**TASK STATEMENT:** Locate every line in the records below that contains the word "Systems", and copy each one.

-- START MATERIAL SHOWN --

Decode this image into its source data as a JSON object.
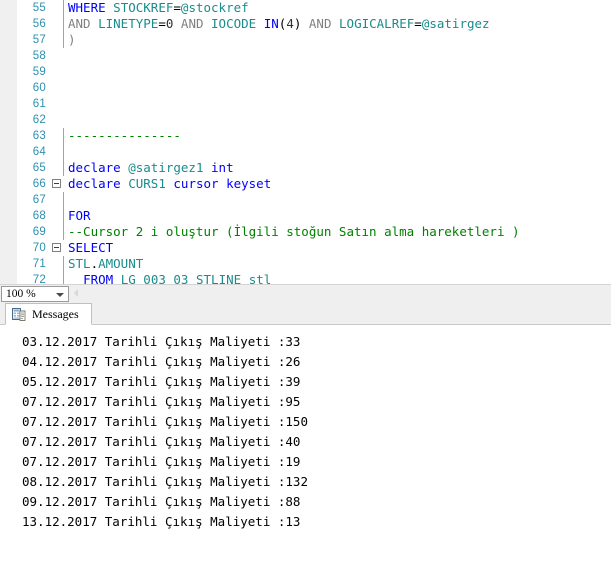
{
  "editor": {
    "lines": [
      {
        "num": "55",
        "fold": false,
        "guide": true,
        "tokens": [
          {
            "t": "WHERE",
            "c": "kw"
          },
          {
            "t": " ",
            "c": "plain"
          },
          {
            "t": "STOCKREF",
            "c": "id"
          },
          {
            "t": "=",
            "c": "plain"
          },
          {
            "t": "@stockref",
            "c": "id"
          }
        ]
      },
      {
        "num": "56",
        "fold": false,
        "guide": true,
        "tokens": [
          {
            "t": "AND",
            "c": "gray"
          },
          {
            "t": " ",
            "c": "plain"
          },
          {
            "t": "LINETYPE",
            "c": "id"
          },
          {
            "t": "=",
            "c": "plain"
          },
          {
            "t": "0",
            "c": "num"
          },
          {
            "t": " ",
            "c": "plain"
          },
          {
            "t": "AND",
            "c": "gray"
          },
          {
            "t": " ",
            "c": "plain"
          },
          {
            "t": "IOCODE",
            "c": "id"
          },
          {
            "t": " ",
            "c": "plain"
          },
          {
            "t": "IN",
            "c": "kw"
          },
          {
            "t": "(",
            "c": "plain"
          },
          {
            "t": "4",
            "c": "num"
          },
          {
            "t": ")",
            "c": "plain"
          },
          {
            "t": " ",
            "c": "plain"
          },
          {
            "t": "AND",
            "c": "gray"
          },
          {
            "t": " ",
            "c": "plain"
          },
          {
            "t": "LOGICALREF",
            "c": "id"
          },
          {
            "t": "=",
            "c": "plain"
          },
          {
            "t": "@satirgez",
            "c": "id"
          }
        ]
      },
      {
        "num": "57",
        "fold": false,
        "guide": true,
        "tokens": [
          {
            "t": ")",
            "c": "gray"
          }
        ]
      },
      {
        "num": "58",
        "fold": false,
        "guide": false,
        "tokens": []
      },
      {
        "num": "59",
        "fold": false,
        "guide": false,
        "tokens": []
      },
      {
        "num": "60",
        "fold": false,
        "guide": false,
        "tokens": []
      },
      {
        "num": "61",
        "fold": false,
        "guide": false,
        "tokens": []
      },
      {
        "num": "62",
        "fold": false,
        "guide": false,
        "tokens": []
      },
      {
        "num": "63",
        "fold": false,
        "guide": true,
        "tokens": [
          {
            "t": "---------------",
            "c": "cmt"
          }
        ]
      },
      {
        "num": "64",
        "fold": false,
        "guide": true,
        "tokens": []
      },
      {
        "num": "65",
        "fold": false,
        "guide": true,
        "tokens": [
          {
            "t": "declare",
            "c": "kw"
          },
          {
            "t": " ",
            "c": "plain"
          },
          {
            "t": "@satirgez1",
            "c": "id"
          },
          {
            "t": " ",
            "c": "plain"
          },
          {
            "t": "int",
            "c": "kw"
          }
        ]
      },
      {
        "num": "66",
        "fold": true,
        "guide": false,
        "tokens": [
          {
            "t": "declare",
            "c": "kw"
          },
          {
            "t": " ",
            "c": "plain"
          },
          {
            "t": "CURS1",
            "c": "id"
          },
          {
            "t": " ",
            "c": "plain"
          },
          {
            "t": "cursor",
            "c": "kw"
          },
          {
            "t": " ",
            "c": "plain"
          },
          {
            "t": "keyset",
            "c": "kw"
          }
        ]
      },
      {
        "num": "67",
        "fold": false,
        "guide": true,
        "tokens": []
      },
      {
        "num": "68",
        "fold": false,
        "guide": true,
        "tokens": [
          {
            "t": "FOR",
            "c": "kw"
          }
        ]
      },
      {
        "num": "69",
        "fold": false,
        "guide": true,
        "tokens": [
          {
            "t": "--Cursor 2 i oluştur (İlgili stoğun Satın alma hareketleri )",
            "c": "cmt"
          }
        ]
      },
      {
        "num": "70",
        "fold": true,
        "guide": false,
        "tokens": [
          {
            "t": "SELECT",
            "c": "kw"
          }
        ]
      },
      {
        "num": "71",
        "fold": false,
        "guide": true,
        "tokens": [
          {
            "t": "STL",
            "c": "id"
          },
          {
            "t": ".",
            "c": "plain"
          },
          {
            "t": "AMOUNT",
            "c": "id"
          }
        ]
      },
      {
        "num": "72",
        "fold": false,
        "guide": true,
        "tokens": [
          {
            "t": "  ",
            "c": "plain"
          },
          {
            "t": "FROM",
            "c": "kw"
          },
          {
            "t": " ",
            "c": "plain"
          },
          {
            "t": "LG",
            "c": "id"
          },
          {
            "t": " ",
            "c": "plain"
          },
          {
            "t": "003",
            "c": "id"
          },
          {
            "t": " ",
            "c": "plain"
          },
          {
            "t": "03",
            "c": "id"
          },
          {
            "t": " ",
            "c": "plain"
          },
          {
            "t": "STLINE",
            "c": "id"
          },
          {
            "t": " ",
            "c": "plain"
          },
          {
            "t": "stl",
            "c": "id"
          }
        ]
      }
    ]
  },
  "statusbar": {
    "zoom_value": "100 %"
  },
  "results": {
    "tab_label": "Messages",
    "messages": [
      "03.12.2017 Tarihli Çıkış Maliyeti :33",
      "04.12.2017 Tarihli Çıkış Maliyeti :26",
      "05.12.2017 Tarihli Çıkış Maliyeti :39",
      "07.12.2017 Tarihli Çıkış Maliyeti :95",
      "07.12.2017 Tarihli Çıkış Maliyeti :150",
      "07.12.2017 Tarihli Çıkış Maliyeti :40",
      "07.12.2017 Tarihli Çıkış Maliyeti :19",
      "08.12.2017 Tarihli Çıkış Maliyeti :132",
      "09.12.2017 Tarihli Çıkış Maliyeti :88",
      "13.12.2017 Tarihli Çıkış Maliyeti :13"
    ]
  },
  "colors": {
    "keyword": "#0000ff",
    "identifier": "#1a8c8c",
    "comment": "#008000",
    "linenumber": "#2b91af",
    "operator": "#808080"
  }
}
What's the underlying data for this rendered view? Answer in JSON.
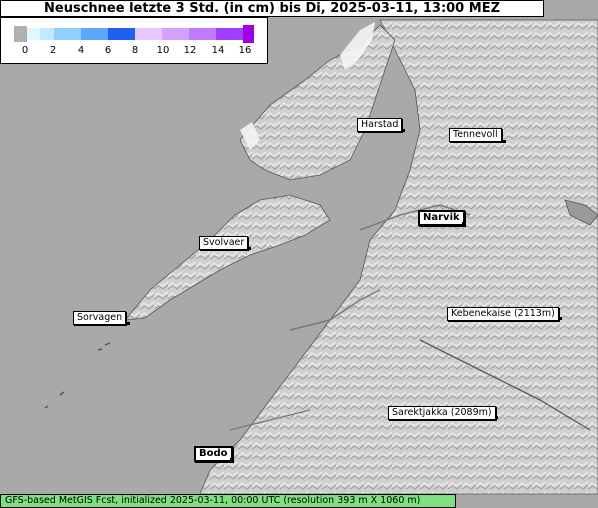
{
  "title": "Neuschnee letzte 3 Std. (in cm) bis Di, 2025-03-11, 13:00 MEZ",
  "legend": {
    "colors": [
      "#b0b0b0",
      "#dff8ff",
      "#c0eaff",
      "#90d0ff",
      "#5ca8ff",
      "#2060f0",
      "#e8c6ff",
      "#d6a0ff",
      "#c07aff",
      "#a040ff",
      "#a000e8"
    ],
    "ticks": [
      "0",
      "2",
      "4",
      "6",
      "8",
      "10",
      "12",
      "14",
      "16"
    ]
  },
  "places": [
    {
      "name": "Harstad",
      "bold": false
    },
    {
      "name": "Tennevoll",
      "bold": false
    },
    {
      "name": "Narvik",
      "bold": true
    },
    {
      "name": "Svolvaer",
      "bold": false
    },
    {
      "name": "Sorvagen",
      "bold": false
    },
    {
      "name": "Kebenekaise (2113m)",
      "bold": false
    },
    {
      "name": "Sarektjakka (2089m)",
      "bold": false
    },
    {
      "name": "Bodo",
      "bold": true
    }
  ],
  "footer": "GFS-based MetGIS Fcst, initialized 2025-03-11, 00:00 UTC  (resolution 393 m X 1060 m)",
  "colors": {
    "sea": "#a9a9a9",
    "land": "#c8c8c8",
    "footer_bg": "#7fe07f"
  }
}
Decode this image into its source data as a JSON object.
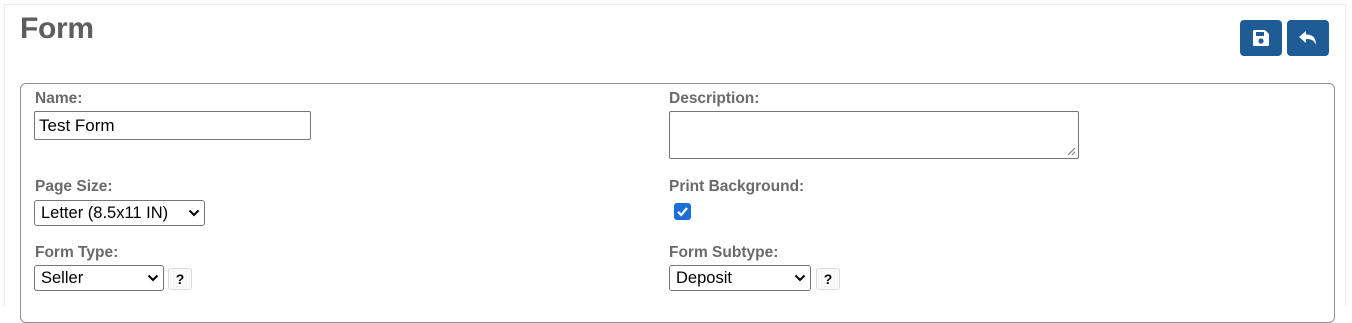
{
  "header": {
    "title": "Form",
    "save_icon": "save-icon",
    "undo_icon": "undo-icon",
    "button_color": "#1f5c96"
  },
  "form": {
    "name": {
      "label": "Name:",
      "value": "Test Form"
    },
    "description": {
      "label": "Description:",
      "value": ""
    },
    "page_size": {
      "label": "Page Size:",
      "selected": "Letter (8.5x11 IN)"
    },
    "print_background": {
      "label": "Print Background:",
      "checked": true
    },
    "form_type": {
      "label": "Form Type:",
      "selected": "Seller",
      "help": "?"
    },
    "form_subtype": {
      "label": "Form Subtype:",
      "selected": "Deposit",
      "help": "?"
    }
  }
}
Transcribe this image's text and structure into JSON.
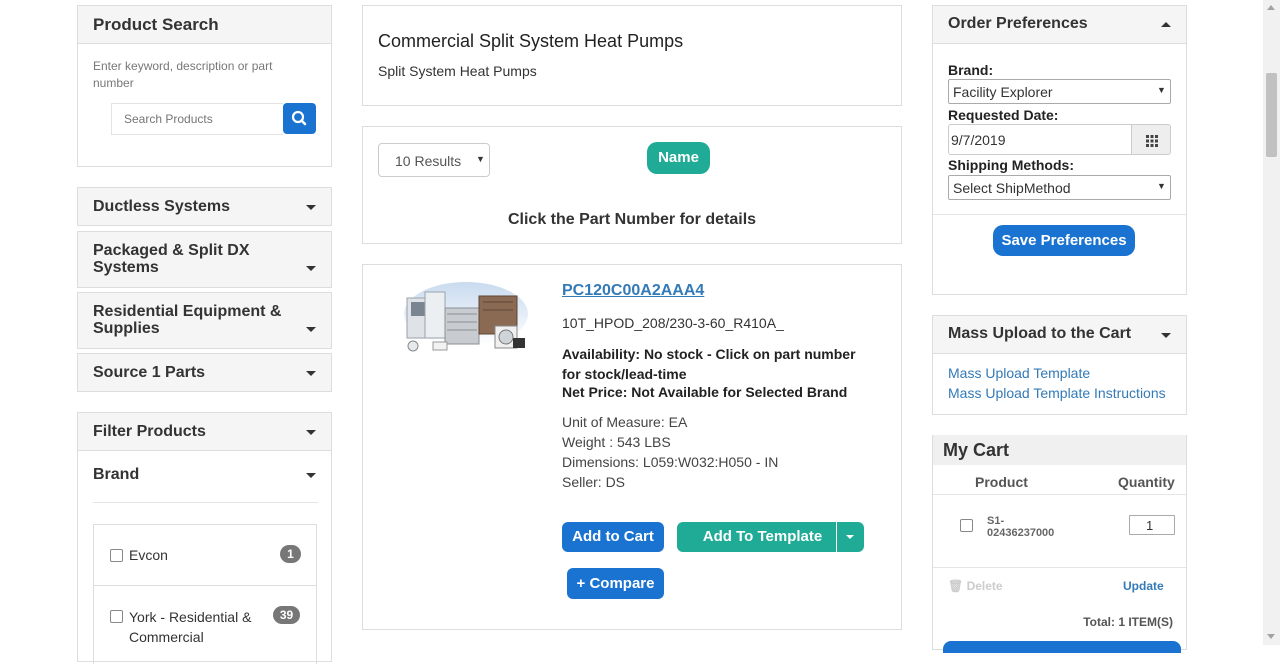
{
  "left": {
    "product_search": {
      "title": "Product Search",
      "hint": "Enter keyword, description or part number",
      "placeholder": "Search Products"
    },
    "categories": [
      {
        "label": "Ductless Systems"
      },
      {
        "label": "Packaged & Split DX Systems"
      },
      {
        "label": "Residential Equipment & Supplies"
      },
      {
        "label": "Source 1 Parts"
      }
    ],
    "filter": {
      "title": "Filter Products",
      "brand_title": "Brand",
      "brands": [
        {
          "label": "Evcon",
          "count": "1"
        },
        {
          "label": "York - Residential & Commercial",
          "count": "39"
        }
      ]
    }
  },
  "main": {
    "category": {
      "title": "Commercial Split System Heat Pumps",
      "subtitle": "Split System Heat Pumps"
    },
    "results": {
      "per_page": "10 Results",
      "sort_label": "Name",
      "hint": "Click the Part Number for details"
    },
    "product": {
      "part_number": "PC120C00A2AAA4",
      "description": "10T_HPOD_208/230-3-60_R410A_",
      "availability": "Availability: No stock - Click on part number for stock/lead-time",
      "net_price": "Net Price: Not Available for Selected Brand",
      "uom": "Unit of Measure: EA",
      "weight": "Weight : 543 LBS",
      "dimensions": "Dimensions: L059:W032:H050 - IN",
      "seller": "Seller: DS",
      "add_to_cart": "Add to Cart",
      "add_to_template": "Add To Template",
      "compare": "+ Compare"
    }
  },
  "right": {
    "order_prefs": {
      "title": "Order Preferences",
      "brand_label": "Brand:",
      "brand_value": "Facility Explorer",
      "date_label": "Requested Date:",
      "date_value": "9/7/2019",
      "ship_label": "Shipping Methods:",
      "ship_value": "Select ShipMethod",
      "save": "Save Preferences"
    },
    "mass_upload": {
      "title": "Mass Upload to the Cart",
      "link1": "Mass Upload Template",
      "link2": "Mass Upload Template Instructions"
    },
    "cart": {
      "title": "My Cart",
      "col_product": "Product",
      "col_qty": "Quantity",
      "item_line1": "S1-",
      "item_line2": "02436237000",
      "qty": "1",
      "delete": "Delete",
      "update": "Update",
      "total": "Total: 1 ITEM(S)"
    }
  },
  "icons": {
    "search": "search-icon",
    "calendar": "calendar-icon",
    "trash": "trash-icon",
    "caret": "caret-down-icon"
  },
  "colors": {
    "primary": "#1a73d1",
    "teal": "#1fab95",
    "link": "#337ab7"
  }
}
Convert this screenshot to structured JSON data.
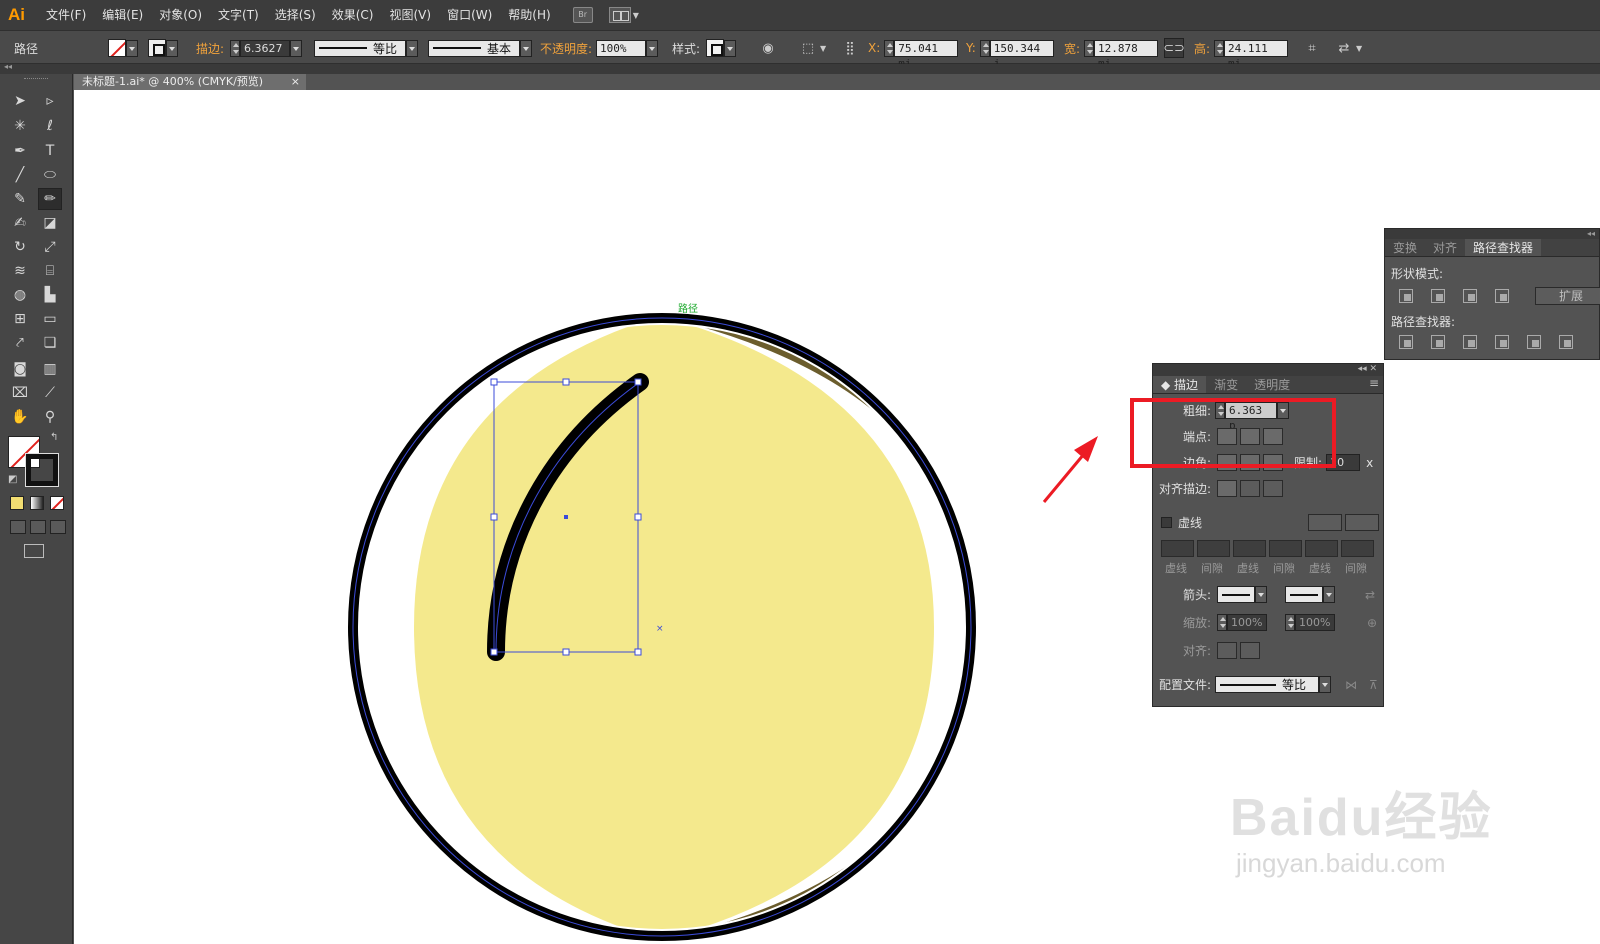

-- END MATERIAL SHOWN --

**EXERCISE RESPONSE:**
        "label": "Ductless Systems"
        "label": "Packaged & Split DX Systems"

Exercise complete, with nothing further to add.